(What you need to do) Copy every record below, exactly as written.

(Data extract)
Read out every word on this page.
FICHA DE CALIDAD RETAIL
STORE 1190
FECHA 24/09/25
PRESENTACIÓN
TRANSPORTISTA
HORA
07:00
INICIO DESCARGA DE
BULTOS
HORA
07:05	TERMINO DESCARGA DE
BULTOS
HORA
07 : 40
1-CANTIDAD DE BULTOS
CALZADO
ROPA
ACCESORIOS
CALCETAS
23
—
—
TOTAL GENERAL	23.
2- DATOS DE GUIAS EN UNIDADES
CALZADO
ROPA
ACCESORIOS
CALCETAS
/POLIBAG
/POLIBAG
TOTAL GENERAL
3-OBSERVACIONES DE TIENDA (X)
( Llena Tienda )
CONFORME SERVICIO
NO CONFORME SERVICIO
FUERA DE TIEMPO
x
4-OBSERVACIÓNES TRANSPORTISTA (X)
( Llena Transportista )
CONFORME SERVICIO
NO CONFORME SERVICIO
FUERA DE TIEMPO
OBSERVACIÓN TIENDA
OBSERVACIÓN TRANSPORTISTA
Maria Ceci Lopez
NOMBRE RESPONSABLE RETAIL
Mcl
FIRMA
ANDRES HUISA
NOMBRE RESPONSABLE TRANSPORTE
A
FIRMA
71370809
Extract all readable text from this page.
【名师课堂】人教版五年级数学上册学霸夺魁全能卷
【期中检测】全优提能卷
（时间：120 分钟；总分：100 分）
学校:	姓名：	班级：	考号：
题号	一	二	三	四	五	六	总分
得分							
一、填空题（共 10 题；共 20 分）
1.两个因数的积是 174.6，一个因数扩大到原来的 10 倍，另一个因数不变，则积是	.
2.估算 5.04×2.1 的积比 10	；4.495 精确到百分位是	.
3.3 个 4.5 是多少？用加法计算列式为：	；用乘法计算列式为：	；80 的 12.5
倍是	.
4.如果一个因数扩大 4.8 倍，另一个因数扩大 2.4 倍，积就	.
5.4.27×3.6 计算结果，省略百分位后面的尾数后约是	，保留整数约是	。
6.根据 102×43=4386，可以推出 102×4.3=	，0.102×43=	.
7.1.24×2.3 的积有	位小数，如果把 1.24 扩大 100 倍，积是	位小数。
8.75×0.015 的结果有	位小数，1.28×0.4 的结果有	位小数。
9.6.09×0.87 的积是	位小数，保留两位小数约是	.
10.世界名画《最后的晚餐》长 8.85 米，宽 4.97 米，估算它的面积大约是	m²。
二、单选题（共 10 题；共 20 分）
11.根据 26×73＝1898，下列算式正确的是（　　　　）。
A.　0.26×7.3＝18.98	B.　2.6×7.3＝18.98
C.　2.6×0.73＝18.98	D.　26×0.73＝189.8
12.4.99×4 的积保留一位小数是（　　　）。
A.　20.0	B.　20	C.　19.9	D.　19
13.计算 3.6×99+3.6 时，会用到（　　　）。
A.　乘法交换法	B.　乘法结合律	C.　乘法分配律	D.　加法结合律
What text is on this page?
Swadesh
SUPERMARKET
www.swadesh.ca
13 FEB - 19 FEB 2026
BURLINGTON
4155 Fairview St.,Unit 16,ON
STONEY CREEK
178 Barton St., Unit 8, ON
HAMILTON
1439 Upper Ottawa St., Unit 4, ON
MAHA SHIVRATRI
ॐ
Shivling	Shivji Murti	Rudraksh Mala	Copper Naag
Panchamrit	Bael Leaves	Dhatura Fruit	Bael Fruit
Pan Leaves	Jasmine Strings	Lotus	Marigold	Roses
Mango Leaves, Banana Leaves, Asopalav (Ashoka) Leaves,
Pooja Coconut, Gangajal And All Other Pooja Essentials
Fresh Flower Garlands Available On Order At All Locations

(Reply)
Read out every word on this page.
FICHA DE CALIDAD RETAIL
STORE 1190
FECHA 24/09/25
PRESENTACIÓN
TRANSPORTISTA
HORA
07:00
INICIO DESCARGA DE
BULTOS
HORA
07:05	TERMINO DESCARGA DE
BULTOS
HORA
07 : 40
1-CANTIDAD DE BULTOS
CALZADO
ROPA
ACCESORIOS
CALCETAS
23
—
—
TOTAL GENERAL	23.
2- DATOS DE GUIAS EN UNIDADES
CALZADO
ROPA
ACCESORIOS
CALCETAS
/POLIBAG
/POLIBAG
TOTAL GENERAL
3-OBSERVACIONES DE TIENDA (X)
( Llena Tienda )
CONFORME SERVICIO
NO CONFORME SERVICIO
FUERA DE TIEMPO
x
4-OBSERVACIÓNES TRANSPORTISTA (X)
( Llena Transportista )
CONFORME SERVICIO
NO CONFORME SERVICIO
FUERA DE TIEMPO
OBSERVACIÓN TIENDA
OBSERVACIÓN TRANSPORTISTA
Maria Ceci Lopez
NOMBRE RESPONSABLE RETAIL
Mcl
FIRMA
ANDRES HUISA
NOMBRE RESPONSABLE TRANSPORTE
A
FIRMA
71370809
Extract all readable text from this page.
【名师课堂】人教版五年级数学上册学霸夺魁全能卷
【期中检测】全优提能卷
（时间：120 分钟；总分：100 分）
学校:	姓名：	班级：	考号：
题号	一	二	三	四	五	六	总分
得分							
一、填空题（共 10 题；共 20 分）
1.两个因数的积是 174.6，一个因数扩大到原来的 10 倍，另一个因数不变，则积是	.
2.估算 5.04×2.1 的积比 10	；4.495 精确到百分位是	.
3.3 个 4.5 是多少？用加法计算列式为：	；用乘法计算列式为：	；80 的 12.5
倍是	.
4.如果一个因数扩大 4.8 倍，另一个因数扩大 2.4 倍，积就	.
5.4.27×3.6 计算结果，省略百分位后面的尾数后约是	，保留整数约是	。
6.根据 102×43=4386，可以推出 102×4.3=	，0.102×43=	.
7.1.24×2.3 的积有	位小数，如果把 1.24 扩大 100 倍，积是	位小数。
8.75×0.015 的结果有	位小数，1.28×0.4 的结果有	位小数。
9.6.09×0.87 的积是	位小数，保留两位小数约是	.
10.世界名画《最后的晚餐》长 8.85 米，宽 4.97 米，估算它的面积大约是	m²。
二、单选题（共 10 题；共 20 分）
11.根据 26×73＝1898，下列算式正确的是（　　　　）。
A.　0.26×7.3＝18.98	B.　2.6×7.3＝18.98
C.　2.6×0.73＝18.98	D.　26×0.73＝189.8
12.4.99×4 的积保留一位小数是（　　　）。
A.　20.0	B.　20	C.　19.9	D.　19
13.计算 3.6×99+3.6 时，会用到（　　　）。
A.　乘法交换法	B.　乘法结合律	C.　乘法分配律	D.　加法结合律
What text is on this page?
Swadesh
SUPERMARKET
www.swadesh.ca
13 FEB - 19 FEB 2026
BURLINGTON
4155 Fairview St.,Unit 16,ON
STONEY CREEK
178 Barton St., Unit 8, ON
HAMILTON
1439 Upper Ottawa St., Unit 4, ON
MAHA SHIVRATRI
ॐ
Shivling	Shivji Murti	Rudraksh Mala	Copper Naag
Panchamrit	Bael Leaves	Dhatura Fruit	Bael Fruit
Pan Leaves	Jasmine Strings	Lotus	Marigold	Roses
Mango Leaves, Banana Leaves, Asopalav (Ashoka) Leaves,
Pooja Coconut, Gangajal And All Other Pooja Essentials
Fresh Flower Garlands Available On Order At All Locations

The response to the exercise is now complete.